### AIM OF THE EXERCISE
Are you able to quote each entry exactly as written?

### RECORDS PROVIDED
#####

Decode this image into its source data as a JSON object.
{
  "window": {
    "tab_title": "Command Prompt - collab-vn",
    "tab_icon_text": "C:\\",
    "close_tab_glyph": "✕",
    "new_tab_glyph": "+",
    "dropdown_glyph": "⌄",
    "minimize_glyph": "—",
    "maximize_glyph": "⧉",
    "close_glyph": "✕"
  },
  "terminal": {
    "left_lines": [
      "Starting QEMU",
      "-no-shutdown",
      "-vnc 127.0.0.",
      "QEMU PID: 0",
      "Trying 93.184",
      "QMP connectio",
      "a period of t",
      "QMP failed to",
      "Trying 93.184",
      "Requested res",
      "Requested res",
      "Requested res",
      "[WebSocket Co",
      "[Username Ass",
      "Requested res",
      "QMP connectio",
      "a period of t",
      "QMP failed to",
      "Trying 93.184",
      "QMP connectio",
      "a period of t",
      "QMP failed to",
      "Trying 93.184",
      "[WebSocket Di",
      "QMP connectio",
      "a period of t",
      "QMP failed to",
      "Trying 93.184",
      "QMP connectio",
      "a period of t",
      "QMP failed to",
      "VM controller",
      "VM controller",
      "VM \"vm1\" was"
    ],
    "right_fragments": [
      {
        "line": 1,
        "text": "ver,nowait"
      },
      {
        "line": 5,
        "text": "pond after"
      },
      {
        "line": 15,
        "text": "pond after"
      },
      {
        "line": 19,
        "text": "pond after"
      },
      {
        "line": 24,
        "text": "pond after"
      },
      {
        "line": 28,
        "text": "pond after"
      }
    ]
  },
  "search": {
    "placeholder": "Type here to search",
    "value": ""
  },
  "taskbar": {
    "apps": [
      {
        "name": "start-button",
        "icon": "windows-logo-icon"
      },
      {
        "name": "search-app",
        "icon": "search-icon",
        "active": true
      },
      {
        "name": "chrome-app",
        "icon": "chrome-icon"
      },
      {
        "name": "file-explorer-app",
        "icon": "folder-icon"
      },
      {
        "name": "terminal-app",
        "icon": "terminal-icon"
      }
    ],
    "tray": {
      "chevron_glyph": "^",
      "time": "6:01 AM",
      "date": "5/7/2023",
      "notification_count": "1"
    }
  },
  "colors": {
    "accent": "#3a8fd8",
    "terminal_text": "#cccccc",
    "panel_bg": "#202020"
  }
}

#####

### REPLY TO THE EXERCISE
Decode this image into its source data as a JSON object.
{
  "window": {
    "tab_title": "Command Prompt - collab-vn",
    "tab_icon_text": "C:\\",
    "close_tab_glyph": "✕",
    "new_tab_glyph": "+",
    "dropdown_glyph": "⌄",
    "minimize_glyph": "—",
    "maximize_glyph": "⧉",
    "close_glyph": "✕"
  },
  "terminal": {
    "left_lines": [
      "Starting QEMU",
      "-no-shutdown",
      "-vnc 127.0.0.",
      "QEMU PID: 0",
      "Trying 93.184",
      "QMP connectio",
      "a period of t",
      "QMP failed to",
      "Trying 93.184",
      "Requested res",
      "Requested res",
      "Requested res",
      "[WebSocket Co",
      "[Username Ass",
      "Requested res",
      "QMP connectio",
      "a period of t",
      "QMP failed to",
      "Trying 93.184",
      "QMP connectio",
      "a period of t",
      "QMP failed to",
      "Trying 93.184",
      "[WebSocket Di",
      "QMP connectio",
      "a period of t",
      "QMP failed to",
      "Trying 93.184",
      "QMP connectio",
      "a period of t",
      "QMP failed to",
      "VM controller",
      "VM controller",
      "VM \"vm1\" was"
    ],
    "right_fragments": [
      {
        "line": 1,
        "text": "ver,nowait"
      },
      {
        "line": 5,
        "text": "pond after"
      },
      {
        "line": 15,
        "text": "pond after"
      },
      {
        "line": 19,
        "text": "pond after"
      },
      {
        "line": 24,
        "text": "pond after"
      },
      {
        "line": 28,
        "text": "pond after"
      }
    ]
  },
  "search": {
    "placeholder": "Type here to search",
    "value": ""
  },
  "taskbar": {
    "apps": [
      {
        "name": "start-button",
        "icon": "windows-logo-icon"
      },
      {
        "name": "search-app",
        "icon": "search-icon",
        "active": true
      },
      {
        "name": "chrome-app",
        "icon": "chrome-icon"
      },
      {
        "name": "file-explorer-app",
        "icon": "folder-icon"
      },
      {
        "name": "terminal-app",
        "icon": "terminal-icon"
      }
    ],
    "tray": {
      "chevron_glyph": "^",
      "time": "6:01 AM",
      "date": "5/7/2023",
      "notification_count": "1"
    }
  },
  "colors": {
    "accent": "#3a8fd8",
    "terminal_text": "#cccccc",
    "panel_bg": "#202020"
  }
}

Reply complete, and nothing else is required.